==== Data ====

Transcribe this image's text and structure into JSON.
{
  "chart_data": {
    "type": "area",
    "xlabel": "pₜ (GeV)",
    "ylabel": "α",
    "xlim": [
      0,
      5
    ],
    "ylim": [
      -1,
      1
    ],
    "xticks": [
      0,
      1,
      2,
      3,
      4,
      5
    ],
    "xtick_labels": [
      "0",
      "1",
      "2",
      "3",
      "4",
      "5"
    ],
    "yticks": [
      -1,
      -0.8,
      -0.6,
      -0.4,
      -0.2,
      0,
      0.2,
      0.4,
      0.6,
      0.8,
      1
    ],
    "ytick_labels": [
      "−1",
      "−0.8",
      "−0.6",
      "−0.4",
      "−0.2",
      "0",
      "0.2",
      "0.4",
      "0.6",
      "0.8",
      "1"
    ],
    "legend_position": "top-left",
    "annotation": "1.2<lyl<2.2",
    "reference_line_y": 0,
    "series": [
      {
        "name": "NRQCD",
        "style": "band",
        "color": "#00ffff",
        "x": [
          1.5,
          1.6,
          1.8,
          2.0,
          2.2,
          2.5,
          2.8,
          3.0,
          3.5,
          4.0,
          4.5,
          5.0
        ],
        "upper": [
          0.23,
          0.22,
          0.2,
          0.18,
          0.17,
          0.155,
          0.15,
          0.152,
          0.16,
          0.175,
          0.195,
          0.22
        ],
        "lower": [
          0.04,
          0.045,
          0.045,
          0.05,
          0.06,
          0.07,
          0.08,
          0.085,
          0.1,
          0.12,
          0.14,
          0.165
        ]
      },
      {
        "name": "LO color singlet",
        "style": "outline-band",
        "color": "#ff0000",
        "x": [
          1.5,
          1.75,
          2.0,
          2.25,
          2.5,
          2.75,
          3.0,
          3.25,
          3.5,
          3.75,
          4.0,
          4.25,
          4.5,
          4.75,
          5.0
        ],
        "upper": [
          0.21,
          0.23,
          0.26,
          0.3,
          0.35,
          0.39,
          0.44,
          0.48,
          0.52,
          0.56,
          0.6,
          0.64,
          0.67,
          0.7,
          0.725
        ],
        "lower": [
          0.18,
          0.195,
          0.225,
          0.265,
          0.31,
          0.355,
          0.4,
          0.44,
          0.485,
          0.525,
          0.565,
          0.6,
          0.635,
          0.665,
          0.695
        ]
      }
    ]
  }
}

====

Copy the records above exactly.

Transcribe this image's text and structure into JSON.
{
  "chart_data": {
    "type": "area",
    "xlabel": "pₜ (GeV)",
    "ylabel": "α",
    "xlim": [
      0,
      5
    ],
    "ylim": [
      -1,
      1
    ],
    "xticks": [
      0,
      1,
      2,
      3,
      4,
      5
    ],
    "xtick_labels": [
      "0",
      "1",
      "2",
      "3",
      "4",
      "5"
    ],
    "yticks": [
      -1,
      -0.8,
      -0.6,
      -0.4,
      -0.2,
      0,
      0.2,
      0.4,
      0.6,
      0.8,
      1
    ],
    "ytick_labels": [
      "−1",
      "−0.8",
      "−0.6",
      "−0.4",
      "−0.2",
      "0",
      "0.2",
      "0.4",
      "0.6",
      "0.8",
      "1"
    ],
    "legend_position": "top-left",
    "annotation": "1.2<lyl<2.2",
    "reference_line_y": 0,
    "series": [
      {
        "name": "NRQCD",
        "style": "band",
        "color": "#00ffff",
        "x": [
          1.5,
          1.6,
          1.8,
          2.0,
          2.2,
          2.5,
          2.8,
          3.0,
          3.5,
          4.0,
          4.5,
          5.0
        ],
        "upper": [
          0.23,
          0.22,
          0.2,
          0.18,
          0.17,
          0.155,
          0.15,
          0.152,
          0.16,
          0.175,
          0.195,
          0.22
        ],
        "lower": [
          0.04,
          0.045,
          0.045,
          0.05,
          0.06,
          0.07,
          0.08,
          0.085,
          0.1,
          0.12,
          0.14,
          0.165
        ]
      },
      {
        "name": "LO color singlet",
        "style": "outline-band",
        "color": "#ff0000",
        "x": [
          1.5,
          1.75,
          2.0,
          2.25,
          2.5,
          2.75,
          3.0,
          3.25,
          3.5,
          3.75,
          4.0,
          4.25,
          4.5,
          4.75,
          5.0
        ],
        "upper": [
          0.21,
          0.23,
          0.26,
          0.3,
          0.35,
          0.39,
          0.44,
          0.48,
          0.52,
          0.56,
          0.6,
          0.64,
          0.67,
          0.7,
          0.725
        ],
        "lower": [
          0.18,
          0.195,
          0.225,
          0.265,
          0.31,
          0.355,
          0.4,
          0.44,
          0.485,
          0.525,
          0.565,
          0.6,
          0.635,
          0.665,
          0.695
        ]
      }
    ]
  }
}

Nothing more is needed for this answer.